* **Set exercise**
Every line that contains "true" counts once; give the total number of such lines, with no other words.

* **Extracted information**
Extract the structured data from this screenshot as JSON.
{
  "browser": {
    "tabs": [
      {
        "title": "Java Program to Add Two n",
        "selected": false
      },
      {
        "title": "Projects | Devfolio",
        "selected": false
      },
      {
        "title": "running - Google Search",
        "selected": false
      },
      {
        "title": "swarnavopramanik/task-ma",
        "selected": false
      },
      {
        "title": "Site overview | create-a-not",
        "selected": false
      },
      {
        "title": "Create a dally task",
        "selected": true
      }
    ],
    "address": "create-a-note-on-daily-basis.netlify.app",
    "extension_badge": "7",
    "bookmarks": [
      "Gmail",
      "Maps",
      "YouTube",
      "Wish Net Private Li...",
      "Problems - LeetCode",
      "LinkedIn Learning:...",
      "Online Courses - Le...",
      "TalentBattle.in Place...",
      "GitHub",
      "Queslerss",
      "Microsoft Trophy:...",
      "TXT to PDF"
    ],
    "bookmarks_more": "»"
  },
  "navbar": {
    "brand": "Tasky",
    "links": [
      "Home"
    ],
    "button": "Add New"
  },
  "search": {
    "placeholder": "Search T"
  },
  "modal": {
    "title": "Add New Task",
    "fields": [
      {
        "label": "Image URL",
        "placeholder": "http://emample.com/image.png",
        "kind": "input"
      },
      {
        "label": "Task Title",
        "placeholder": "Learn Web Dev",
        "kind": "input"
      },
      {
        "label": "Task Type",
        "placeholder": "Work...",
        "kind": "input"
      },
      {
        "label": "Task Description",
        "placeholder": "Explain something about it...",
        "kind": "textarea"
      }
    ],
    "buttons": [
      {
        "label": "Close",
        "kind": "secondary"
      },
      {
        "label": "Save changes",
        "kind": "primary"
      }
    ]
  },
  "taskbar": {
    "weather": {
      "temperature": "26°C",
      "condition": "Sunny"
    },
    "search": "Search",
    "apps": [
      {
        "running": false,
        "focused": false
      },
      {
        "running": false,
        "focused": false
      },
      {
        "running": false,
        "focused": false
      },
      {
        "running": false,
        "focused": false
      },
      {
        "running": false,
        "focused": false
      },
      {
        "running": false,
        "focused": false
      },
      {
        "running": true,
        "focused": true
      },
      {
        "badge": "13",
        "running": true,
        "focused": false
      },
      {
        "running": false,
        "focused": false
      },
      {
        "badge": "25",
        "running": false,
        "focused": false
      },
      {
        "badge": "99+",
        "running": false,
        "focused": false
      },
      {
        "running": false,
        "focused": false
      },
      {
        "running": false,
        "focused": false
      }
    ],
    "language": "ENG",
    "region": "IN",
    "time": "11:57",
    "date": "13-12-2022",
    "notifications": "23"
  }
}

* **Right answer**
4